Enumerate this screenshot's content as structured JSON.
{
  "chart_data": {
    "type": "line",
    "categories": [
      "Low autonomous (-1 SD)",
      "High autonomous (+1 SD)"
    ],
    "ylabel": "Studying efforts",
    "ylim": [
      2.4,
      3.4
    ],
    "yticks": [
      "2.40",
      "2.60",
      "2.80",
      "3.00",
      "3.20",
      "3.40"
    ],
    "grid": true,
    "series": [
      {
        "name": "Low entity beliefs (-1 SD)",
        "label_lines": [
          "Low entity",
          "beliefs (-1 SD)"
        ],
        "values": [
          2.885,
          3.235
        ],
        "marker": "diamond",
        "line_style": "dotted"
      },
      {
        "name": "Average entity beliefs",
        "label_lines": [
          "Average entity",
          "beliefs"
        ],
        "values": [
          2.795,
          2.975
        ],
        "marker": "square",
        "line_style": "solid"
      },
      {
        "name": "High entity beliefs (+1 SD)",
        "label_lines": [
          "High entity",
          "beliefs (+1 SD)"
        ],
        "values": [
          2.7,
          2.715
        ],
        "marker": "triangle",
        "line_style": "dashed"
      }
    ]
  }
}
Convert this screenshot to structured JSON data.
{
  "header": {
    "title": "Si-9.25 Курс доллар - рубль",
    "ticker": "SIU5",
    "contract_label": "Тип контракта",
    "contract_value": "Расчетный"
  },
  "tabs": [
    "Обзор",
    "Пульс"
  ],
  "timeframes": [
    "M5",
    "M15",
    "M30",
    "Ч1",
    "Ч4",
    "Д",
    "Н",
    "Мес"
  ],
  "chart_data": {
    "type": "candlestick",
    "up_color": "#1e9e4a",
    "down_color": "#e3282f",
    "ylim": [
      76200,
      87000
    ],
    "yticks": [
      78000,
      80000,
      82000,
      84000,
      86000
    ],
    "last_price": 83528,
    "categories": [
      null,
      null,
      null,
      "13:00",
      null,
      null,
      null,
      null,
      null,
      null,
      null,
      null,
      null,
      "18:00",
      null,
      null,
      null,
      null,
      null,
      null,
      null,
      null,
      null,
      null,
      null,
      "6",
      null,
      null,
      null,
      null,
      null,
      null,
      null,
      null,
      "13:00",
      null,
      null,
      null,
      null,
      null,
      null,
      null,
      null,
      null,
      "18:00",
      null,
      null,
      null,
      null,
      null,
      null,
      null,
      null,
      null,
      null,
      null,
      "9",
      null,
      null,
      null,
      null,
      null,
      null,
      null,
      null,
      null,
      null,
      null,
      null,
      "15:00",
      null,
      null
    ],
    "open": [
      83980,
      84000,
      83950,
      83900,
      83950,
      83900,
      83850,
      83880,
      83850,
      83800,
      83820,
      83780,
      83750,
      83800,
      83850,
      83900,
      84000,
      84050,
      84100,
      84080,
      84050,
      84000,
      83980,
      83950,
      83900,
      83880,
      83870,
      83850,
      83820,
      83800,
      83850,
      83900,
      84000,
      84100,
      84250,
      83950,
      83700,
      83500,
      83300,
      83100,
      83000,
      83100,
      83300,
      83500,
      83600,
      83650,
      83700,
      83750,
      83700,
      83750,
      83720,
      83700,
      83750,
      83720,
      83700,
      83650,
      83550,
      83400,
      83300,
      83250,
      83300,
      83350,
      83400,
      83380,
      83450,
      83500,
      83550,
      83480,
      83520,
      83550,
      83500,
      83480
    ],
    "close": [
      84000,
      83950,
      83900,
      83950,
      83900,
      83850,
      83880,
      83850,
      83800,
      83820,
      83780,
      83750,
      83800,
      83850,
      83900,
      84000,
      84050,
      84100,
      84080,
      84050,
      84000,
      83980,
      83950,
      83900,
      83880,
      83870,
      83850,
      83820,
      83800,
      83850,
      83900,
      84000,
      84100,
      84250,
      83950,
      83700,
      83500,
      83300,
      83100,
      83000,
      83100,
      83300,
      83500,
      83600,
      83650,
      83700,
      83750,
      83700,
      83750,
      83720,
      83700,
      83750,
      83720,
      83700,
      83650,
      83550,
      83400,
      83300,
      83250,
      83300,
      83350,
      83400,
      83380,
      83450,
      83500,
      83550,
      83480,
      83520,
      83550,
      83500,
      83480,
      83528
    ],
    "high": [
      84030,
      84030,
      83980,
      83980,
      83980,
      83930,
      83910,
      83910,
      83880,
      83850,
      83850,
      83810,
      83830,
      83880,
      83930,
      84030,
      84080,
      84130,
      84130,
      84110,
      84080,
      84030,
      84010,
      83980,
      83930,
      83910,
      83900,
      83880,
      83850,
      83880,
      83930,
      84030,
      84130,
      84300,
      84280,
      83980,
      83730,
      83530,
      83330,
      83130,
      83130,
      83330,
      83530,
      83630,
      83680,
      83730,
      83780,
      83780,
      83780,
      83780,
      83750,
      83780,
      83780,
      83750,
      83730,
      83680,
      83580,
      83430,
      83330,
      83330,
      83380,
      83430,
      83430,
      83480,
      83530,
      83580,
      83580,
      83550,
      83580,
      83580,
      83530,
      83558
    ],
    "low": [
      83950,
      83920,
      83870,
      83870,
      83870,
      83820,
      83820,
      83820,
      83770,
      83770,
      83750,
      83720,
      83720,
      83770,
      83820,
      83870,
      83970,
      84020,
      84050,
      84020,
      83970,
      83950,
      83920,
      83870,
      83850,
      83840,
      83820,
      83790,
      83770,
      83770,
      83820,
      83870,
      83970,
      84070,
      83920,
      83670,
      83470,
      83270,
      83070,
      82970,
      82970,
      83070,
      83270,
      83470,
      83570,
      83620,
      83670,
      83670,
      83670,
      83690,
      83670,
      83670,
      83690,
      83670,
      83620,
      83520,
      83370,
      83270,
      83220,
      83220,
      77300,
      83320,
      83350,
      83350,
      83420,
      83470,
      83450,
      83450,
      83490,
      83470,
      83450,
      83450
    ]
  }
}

Prompt: Reproduce the data in full, exactly as presented.

Output for this task:
Enumerate this screenshot's content as structured JSON.
{
  "chart_data": {
    "type": "line",
    "categories": [
      "Low autonomous (-1 SD)",
      "High autonomous (+1 SD)"
    ],
    "ylabel": "Studying efforts",
    "ylim": [
      2.4,
      3.4
    ],
    "yticks": [
      "2.40",
      "2.60",
      "2.80",
      "3.00",
      "3.20",
      "3.40"
    ],
    "grid": true,
    "series": [
      {
        "name": "Low entity beliefs (-1 SD)",
        "label_lines": [
          "Low entity",
          "beliefs (-1 SD)"
        ],
        "values": [
          2.885,
          3.235
        ],
        "marker": "diamond",
        "line_style": "dotted"
      },
      {
        "name": "Average entity beliefs",
        "label_lines": [
          "Average entity",
          "beliefs"
        ],
        "values": [
          2.795,
          2.975
        ],
        "marker": "square",
        "line_style": "solid"
      },
      {
        "name": "High entity beliefs (+1 SD)",
        "label_lines": [
          "High entity",
          "beliefs (+1 SD)"
        ],
        "values": [
          2.7,
          2.715
        ],
        "marker": "triangle",
        "line_style": "dashed"
      }
    ]
  }
}
Convert this screenshot to structured JSON data.
{
  "header": {
    "title": "Si-9.25 Курс доллар - рубль",
    "ticker": "SIU5",
    "contract_label": "Тип контракта",
    "contract_value": "Расчетный"
  },
  "tabs": [
    "Обзор",
    "Пульс"
  ],
  "timeframes": [
    "M5",
    "M15",
    "M30",
    "Ч1",
    "Ч4",
    "Д",
    "Н",
    "Мес"
  ],
  "chart_data": {
    "type": "candlestick",
    "up_color": "#1e9e4a",
    "down_color": "#e3282f",
    "ylim": [
      76200,
      87000
    ],
    "yticks": [
      78000,
      80000,
      82000,
      84000,
      86000
    ],
    "last_price": 83528,
    "categories": [
      null,
      null,
      null,
      "13:00",
      null,
      null,
      null,
      null,
      null,
      null,
      null,
      null,
      null,
      "18:00",
      null,
      null,
      null,
      null,
      null,
      null,
      null,
      null,
      null,
      null,
      null,
      "6",
      null,
      null,
      null,
      null,
      null,
      null,
      null,
      null,
      "13:00",
      null,
      null,
      null,
      null,
      null,
      null,
      null,
      null,
      null,
      "18:00",
      null,
      null,
      null,
      null,
      null,
      null,
      null,
      null,
      null,
      null,
      null,
      "9",
      null,
      null,
      null,
      null,
      null,
      null,
      null,
      null,
      null,
      null,
      null,
      null,
      "15:00",
      null,
      null
    ],
    "open": [
      83980,
      84000,
      83950,
      83900,
      83950,
      83900,
      83850,
      83880,
      83850,
      83800,
      83820,
      83780,
      83750,
      83800,
      83850,
      83900,
      84000,
      84050,
      84100,
      84080,
      84050,
      84000,
      83980,
      83950,
      83900,
      83880,
      83870,
      83850,
      83820,
      83800,
      83850,
      83900,
      84000,
      84100,
      84250,
      83950,
      83700,
      83500,
      83300,
      83100,
      83000,
      83100,
      83300,
      83500,
      83600,
      83650,
      83700,
      83750,
      83700,
      83750,
      83720,
      83700,
      83750,
      83720,
      83700,
      83650,
      83550,
      83400,
      83300,
      83250,
      83300,
      83350,
      83400,
      83380,
      83450,
      83500,
      83550,
      83480,
      83520,
      83550,
      83500,
      83480
    ],
    "close": [
      84000,
      83950,
      83900,
      83950,
      83900,
      83850,
      83880,
      83850,
      83800,
      83820,
      83780,
      83750,
      83800,
      83850,
      83900,
      84000,
      84050,
      84100,
      84080,
      84050,
      84000,
      83980,
      83950,
      83900,
      83880,
      83870,
      83850,
      83820,
      83800,
      83850,
      83900,
      84000,
      84100,
      84250,
      83950,
      83700,
      83500,
      83300,
      83100,
      83000,
      83100,
      83300,
      83500,
      83600,
      83650,
      83700,
      83750,
      83700,
      83750,
      83720,
      83700,
      83750,
      83720,
      83700,
      83650,
      83550,
      83400,
      83300,
      83250,
      83300,
      83350,
      83400,
      83380,
      83450,
      83500,
      83550,
      83480,
      83520,
      83550,
      83500,
      83480,
      83528
    ],
    "high": [
      84030,
      84030,
      83980,
      83980,
      83980,
      83930,
      83910,
      83910,
      83880,
      83850,
      83850,
      83810,
      83830,
      83880,
      83930,
      84030,
      84080,
      84130,
      84130,
      84110,
      84080,
      84030,
      84010,
      83980,
      83930,
      83910,
      83900,
      83880,
      83850,
      83880,
      83930,
      84030,
      84130,
      84300,
      84280,
      83980,
      83730,
      83530,
      83330,
      83130,
      83130,
      83330,
      83530,
      83630,
      83680,
      83730,
      83780,
      83780,
      83780,
      83780,
      83750,
      83780,
      83780,
      83750,
      83730,
      83680,
      83580,
      83430,
      83330,
      83330,
      83380,
      83430,
      83430,
      83480,
      83530,
      83580,
      83580,
      83550,
      83580,
      83580,
      83530,
      83558
    ],
    "low": [
      83950,
      83920,
      83870,
      83870,
      83870,
      83820,
      83820,
      83820,
      83770,
      83770,
      83750,
      83720,
      83720,
      83770,
      83820,
      83870,
      83970,
      84020,
      84050,
      84020,
      83970,
      83950,
      83920,
      83870,
      83850,
      83840,
      83820,
      83790,
      83770,
      83770,
      83820,
      83870,
      83970,
      84070,
      83920,
      83670,
      83470,
      83270,
      83070,
      82970,
      82970,
      83070,
      83270,
      83470,
      83570,
      83620,
      83670,
      83670,
      83670,
      83690,
      83670,
      83670,
      83690,
      83670,
      83620,
      83520,
      83370,
      83270,
      83220,
      83220,
      77300,
      83320,
      83350,
      83350,
      83420,
      83470,
      83450,
      83450,
      83490,
      83470,
      83450,
      83450
    ]
  }
}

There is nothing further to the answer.